* GIVEN PROBLEM: Print the data that follows exactly.

=-=-=

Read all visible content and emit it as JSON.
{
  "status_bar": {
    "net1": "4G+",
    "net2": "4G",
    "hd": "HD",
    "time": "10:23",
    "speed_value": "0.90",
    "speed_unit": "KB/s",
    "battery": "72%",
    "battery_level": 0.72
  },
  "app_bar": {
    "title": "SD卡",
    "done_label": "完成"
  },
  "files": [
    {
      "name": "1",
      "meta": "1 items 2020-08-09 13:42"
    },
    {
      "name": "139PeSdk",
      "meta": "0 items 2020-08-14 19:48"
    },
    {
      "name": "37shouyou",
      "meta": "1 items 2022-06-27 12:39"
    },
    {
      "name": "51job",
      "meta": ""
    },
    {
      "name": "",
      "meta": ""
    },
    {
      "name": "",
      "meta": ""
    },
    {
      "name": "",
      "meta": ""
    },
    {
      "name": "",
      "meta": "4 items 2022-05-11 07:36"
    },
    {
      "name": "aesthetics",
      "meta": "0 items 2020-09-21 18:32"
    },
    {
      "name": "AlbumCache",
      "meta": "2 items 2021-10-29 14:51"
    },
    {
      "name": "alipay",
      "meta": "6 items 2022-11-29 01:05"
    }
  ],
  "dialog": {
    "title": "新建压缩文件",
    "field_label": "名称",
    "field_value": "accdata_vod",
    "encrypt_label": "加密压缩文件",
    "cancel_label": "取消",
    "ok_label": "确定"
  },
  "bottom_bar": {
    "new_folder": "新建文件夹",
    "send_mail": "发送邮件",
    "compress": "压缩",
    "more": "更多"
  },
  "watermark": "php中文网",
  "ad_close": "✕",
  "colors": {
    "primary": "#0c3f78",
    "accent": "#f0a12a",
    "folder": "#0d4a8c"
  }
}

=-=-=

* SOLUTION TO THIS PROBLEM:
Read all visible content and emit it as JSON.
{
  "status_bar": {
    "net1": "4G+",
    "net2": "4G",
    "hd": "HD",
    "time": "10:23",
    "speed_value": "0.90",
    "speed_unit": "KB/s",
    "battery": "72%",
    "battery_level": 0.72
  },
  "app_bar": {
    "title": "SD卡",
    "done_label": "完成"
  },
  "files": [
    {
      "name": "1",
      "meta": "1 items 2020-08-09 13:42"
    },
    {
      "name": "139PeSdk",
      "meta": "0 items 2020-08-14 19:48"
    },
    {
      "name": "37shouyou",
      "meta": "1 items 2022-06-27 12:39"
    },
    {
      "name": "51job",
      "meta": ""
    },
    {
      "name": "",
      "meta": ""
    },
    {
      "name": "",
      "meta": ""
    },
    {
      "name": "",
      "meta": ""
    },
    {
      "name": "",
      "meta": "4 items 2022-05-11 07:36"
    },
    {
      "name": "aesthetics",
      "meta": "0 items 2020-09-21 18:32"
    },
    {
      "name": "AlbumCache",
      "meta": "2 items 2021-10-29 14:51"
    },
    {
      "name": "alipay",
      "meta": "6 items 2022-11-29 01:05"
    }
  ],
  "dialog": {
    "title": "新建压缩文件",
    "field_label": "名称",
    "field_value": "accdata_vod",
    "encrypt_label": "加密压缩文件",
    "cancel_label": "取消",
    "ok_label": "确定"
  },
  "bottom_bar": {
    "new_folder": "新建文件夹",
    "send_mail": "发送邮件",
    "compress": "压缩",
    "more": "更多"
  },
  "watermark": "php中文网",
  "ad_close": "✕",
  "colors": {
    "primary": "#0c3f78",
    "accent": "#f0a12a",
    "folder": "#0d4a8c"
  }
}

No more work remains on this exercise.